Data items:
-.-.-

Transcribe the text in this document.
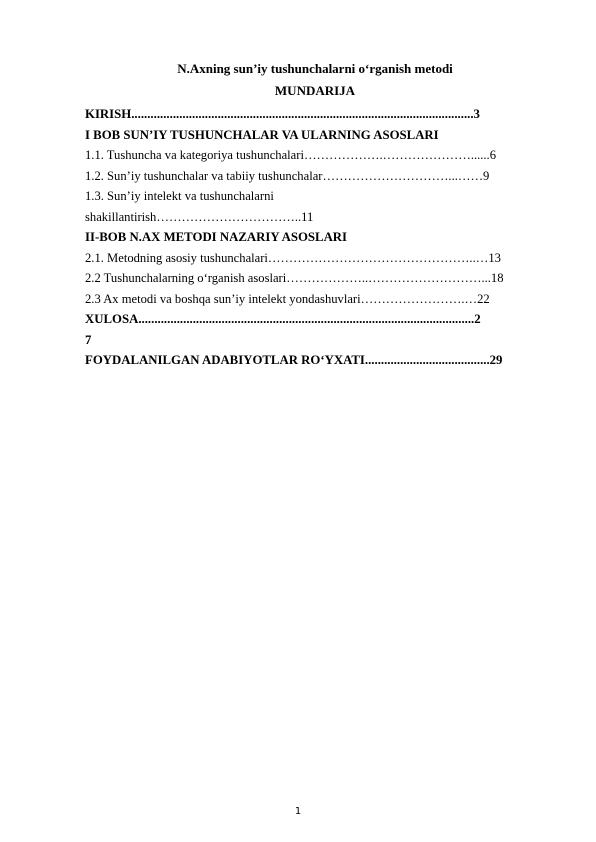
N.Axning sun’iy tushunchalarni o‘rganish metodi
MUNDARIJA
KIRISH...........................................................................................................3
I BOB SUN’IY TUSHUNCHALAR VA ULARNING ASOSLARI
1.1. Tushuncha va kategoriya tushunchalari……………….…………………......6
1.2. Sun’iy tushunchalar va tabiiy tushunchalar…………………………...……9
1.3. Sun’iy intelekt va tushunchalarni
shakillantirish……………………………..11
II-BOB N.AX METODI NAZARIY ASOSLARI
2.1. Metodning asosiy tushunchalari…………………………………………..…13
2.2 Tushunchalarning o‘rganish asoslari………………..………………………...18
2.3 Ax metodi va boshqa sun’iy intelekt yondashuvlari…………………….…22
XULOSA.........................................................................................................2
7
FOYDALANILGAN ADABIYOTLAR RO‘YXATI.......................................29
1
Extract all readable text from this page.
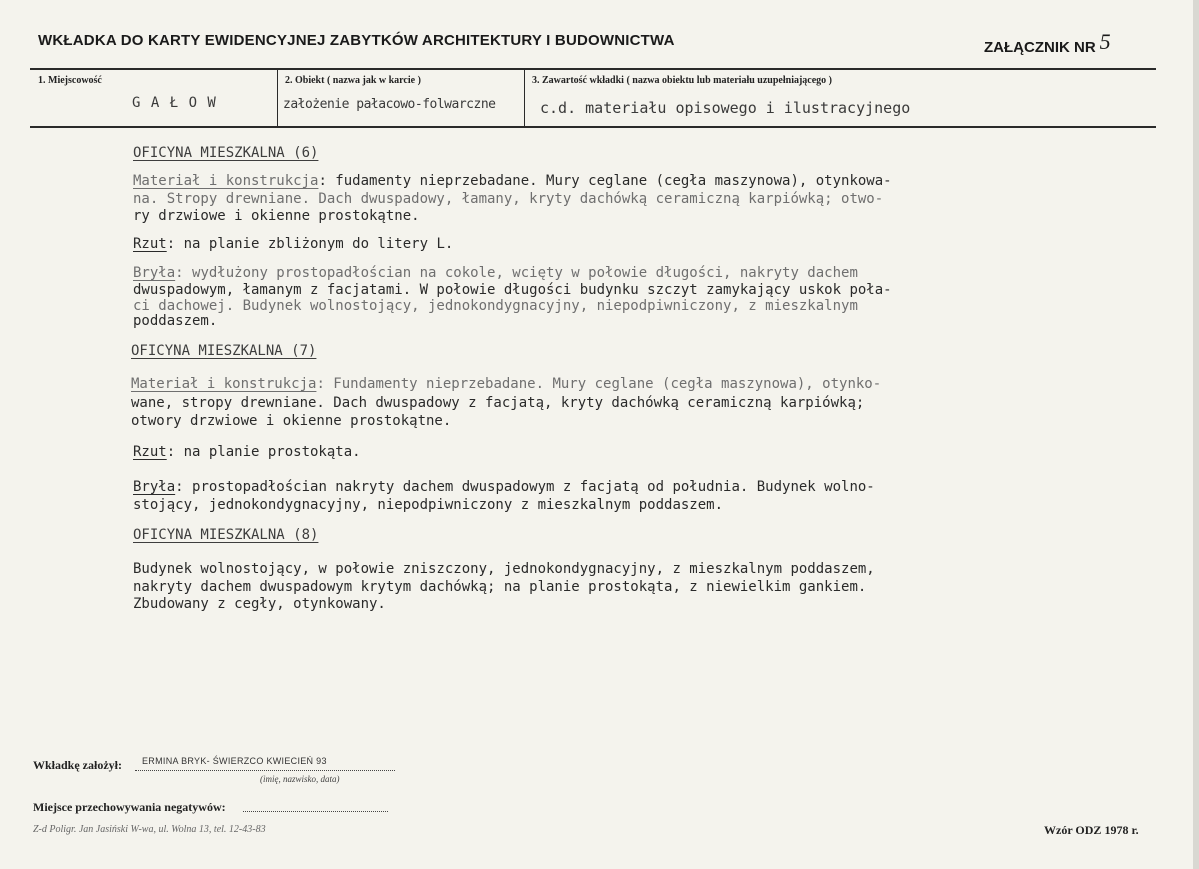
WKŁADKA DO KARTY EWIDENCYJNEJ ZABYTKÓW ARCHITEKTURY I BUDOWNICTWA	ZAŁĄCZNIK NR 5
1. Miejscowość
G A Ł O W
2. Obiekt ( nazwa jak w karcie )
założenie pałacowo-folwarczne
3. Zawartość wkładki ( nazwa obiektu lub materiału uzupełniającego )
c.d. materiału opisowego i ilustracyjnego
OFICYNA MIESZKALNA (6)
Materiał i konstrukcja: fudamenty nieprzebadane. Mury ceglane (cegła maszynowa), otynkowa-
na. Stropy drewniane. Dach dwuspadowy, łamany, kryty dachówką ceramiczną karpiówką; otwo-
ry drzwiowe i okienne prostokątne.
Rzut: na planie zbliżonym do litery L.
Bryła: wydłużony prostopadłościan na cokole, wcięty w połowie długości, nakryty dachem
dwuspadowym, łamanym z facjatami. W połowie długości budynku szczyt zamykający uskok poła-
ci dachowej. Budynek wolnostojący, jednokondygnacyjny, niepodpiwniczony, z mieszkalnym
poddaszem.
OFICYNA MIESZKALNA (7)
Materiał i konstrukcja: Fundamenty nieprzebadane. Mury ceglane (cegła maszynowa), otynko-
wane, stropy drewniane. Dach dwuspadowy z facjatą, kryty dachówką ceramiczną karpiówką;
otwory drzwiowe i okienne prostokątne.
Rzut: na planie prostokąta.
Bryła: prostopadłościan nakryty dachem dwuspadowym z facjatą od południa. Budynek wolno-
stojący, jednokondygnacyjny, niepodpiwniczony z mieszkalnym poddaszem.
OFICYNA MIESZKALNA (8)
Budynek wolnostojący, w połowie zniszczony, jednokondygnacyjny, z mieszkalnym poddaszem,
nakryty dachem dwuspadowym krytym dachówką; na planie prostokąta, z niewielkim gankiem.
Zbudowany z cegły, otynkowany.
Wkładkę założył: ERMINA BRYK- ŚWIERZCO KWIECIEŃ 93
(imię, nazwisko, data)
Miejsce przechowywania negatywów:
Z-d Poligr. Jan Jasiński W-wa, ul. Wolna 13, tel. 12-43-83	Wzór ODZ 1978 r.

-.-.-

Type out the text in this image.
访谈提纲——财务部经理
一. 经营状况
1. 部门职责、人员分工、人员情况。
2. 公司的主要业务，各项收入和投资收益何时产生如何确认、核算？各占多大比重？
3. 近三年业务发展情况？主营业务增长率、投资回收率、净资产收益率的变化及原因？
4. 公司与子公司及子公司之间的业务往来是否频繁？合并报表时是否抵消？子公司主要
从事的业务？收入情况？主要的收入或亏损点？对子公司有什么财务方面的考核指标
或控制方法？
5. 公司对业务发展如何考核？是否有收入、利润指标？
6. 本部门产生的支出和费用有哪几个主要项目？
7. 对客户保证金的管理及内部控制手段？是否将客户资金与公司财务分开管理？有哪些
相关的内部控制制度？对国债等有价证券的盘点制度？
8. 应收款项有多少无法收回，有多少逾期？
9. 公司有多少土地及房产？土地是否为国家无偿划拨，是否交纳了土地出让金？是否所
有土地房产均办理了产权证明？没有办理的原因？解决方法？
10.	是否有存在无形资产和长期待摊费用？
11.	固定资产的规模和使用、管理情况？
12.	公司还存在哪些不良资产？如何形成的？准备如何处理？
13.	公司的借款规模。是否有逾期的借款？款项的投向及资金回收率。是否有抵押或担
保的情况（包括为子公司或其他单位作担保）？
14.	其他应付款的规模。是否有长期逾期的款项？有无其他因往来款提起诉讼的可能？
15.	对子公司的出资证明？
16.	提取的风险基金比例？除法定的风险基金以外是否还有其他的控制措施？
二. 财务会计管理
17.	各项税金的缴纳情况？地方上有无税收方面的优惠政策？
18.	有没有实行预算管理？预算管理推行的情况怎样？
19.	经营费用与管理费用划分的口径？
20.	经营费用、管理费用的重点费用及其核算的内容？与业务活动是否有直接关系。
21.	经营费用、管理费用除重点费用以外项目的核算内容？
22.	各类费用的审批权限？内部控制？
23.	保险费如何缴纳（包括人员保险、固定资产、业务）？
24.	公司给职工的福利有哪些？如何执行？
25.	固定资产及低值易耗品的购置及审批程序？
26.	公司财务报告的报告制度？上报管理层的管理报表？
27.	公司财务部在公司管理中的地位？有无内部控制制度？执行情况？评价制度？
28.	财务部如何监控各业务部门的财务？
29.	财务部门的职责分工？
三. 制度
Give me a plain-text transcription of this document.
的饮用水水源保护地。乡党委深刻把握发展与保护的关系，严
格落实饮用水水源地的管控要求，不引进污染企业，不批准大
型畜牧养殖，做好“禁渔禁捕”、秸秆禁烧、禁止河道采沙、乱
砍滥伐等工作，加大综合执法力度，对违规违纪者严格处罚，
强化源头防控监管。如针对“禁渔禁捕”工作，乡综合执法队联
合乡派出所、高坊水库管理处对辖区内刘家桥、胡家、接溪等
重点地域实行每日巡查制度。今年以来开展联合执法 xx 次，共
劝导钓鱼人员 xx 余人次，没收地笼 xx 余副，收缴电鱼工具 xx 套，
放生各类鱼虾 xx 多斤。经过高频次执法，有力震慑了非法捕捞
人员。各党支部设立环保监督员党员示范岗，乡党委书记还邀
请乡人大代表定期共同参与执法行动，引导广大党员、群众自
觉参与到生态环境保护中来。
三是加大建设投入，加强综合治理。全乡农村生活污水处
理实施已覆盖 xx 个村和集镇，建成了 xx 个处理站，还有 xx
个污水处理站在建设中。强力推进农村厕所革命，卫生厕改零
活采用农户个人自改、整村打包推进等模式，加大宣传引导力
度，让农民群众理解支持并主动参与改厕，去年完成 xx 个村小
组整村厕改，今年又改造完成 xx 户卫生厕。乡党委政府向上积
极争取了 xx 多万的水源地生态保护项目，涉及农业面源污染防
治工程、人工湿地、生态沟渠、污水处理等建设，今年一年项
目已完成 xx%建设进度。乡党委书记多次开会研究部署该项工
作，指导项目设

-.-.-

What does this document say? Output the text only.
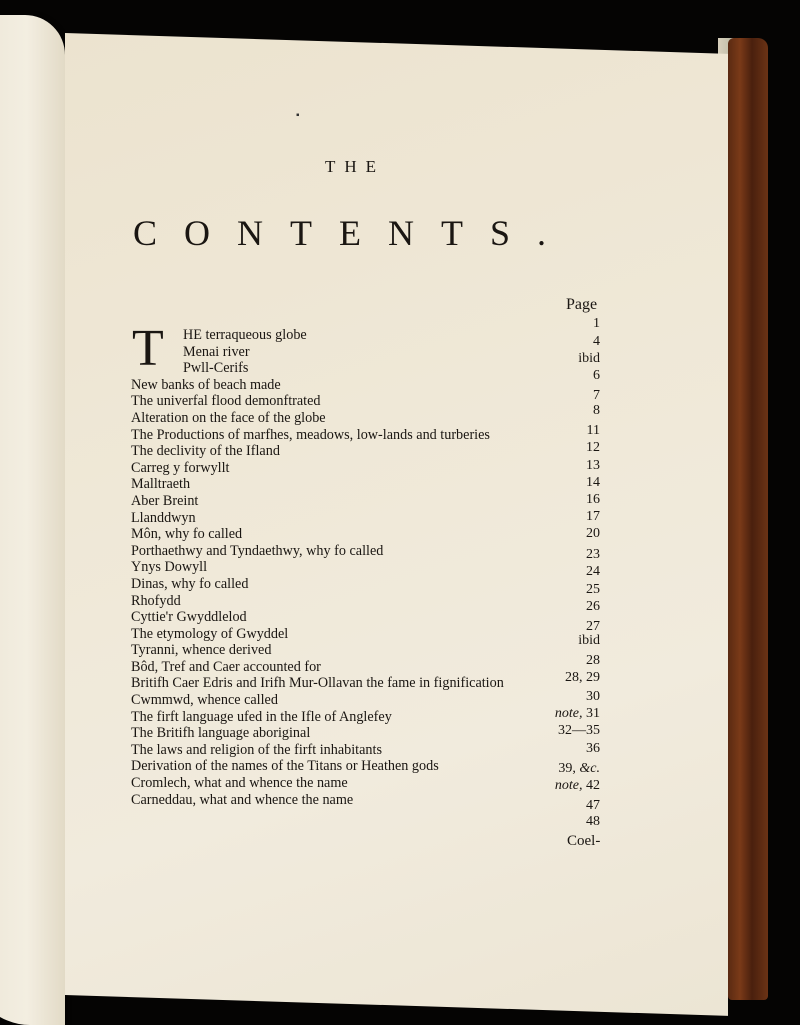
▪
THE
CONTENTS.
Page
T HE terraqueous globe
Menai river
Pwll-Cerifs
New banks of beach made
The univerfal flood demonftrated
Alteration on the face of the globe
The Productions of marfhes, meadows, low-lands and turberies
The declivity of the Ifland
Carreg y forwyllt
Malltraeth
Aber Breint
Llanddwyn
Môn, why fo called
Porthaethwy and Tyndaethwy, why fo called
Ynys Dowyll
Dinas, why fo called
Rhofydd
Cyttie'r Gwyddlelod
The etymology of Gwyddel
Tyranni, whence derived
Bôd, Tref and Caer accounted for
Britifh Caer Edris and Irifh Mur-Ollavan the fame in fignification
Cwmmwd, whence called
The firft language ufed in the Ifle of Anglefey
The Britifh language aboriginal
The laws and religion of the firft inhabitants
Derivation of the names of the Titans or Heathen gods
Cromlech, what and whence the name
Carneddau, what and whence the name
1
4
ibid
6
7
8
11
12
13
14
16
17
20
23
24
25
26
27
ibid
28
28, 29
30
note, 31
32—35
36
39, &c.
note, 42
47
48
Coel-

-.-.-

- **Requirement**:
Copy each line holding the word "poddaszem" from the listing above.

- **Final result**:
poddaszem.
stojący, jednokondygnacyjny, niepodpiwniczony z mieszkalnym poddaszem.
Budynek wolnostojący, w połowie zniszczony, jednokondygnacyjny, z mieszkalnym poddaszem,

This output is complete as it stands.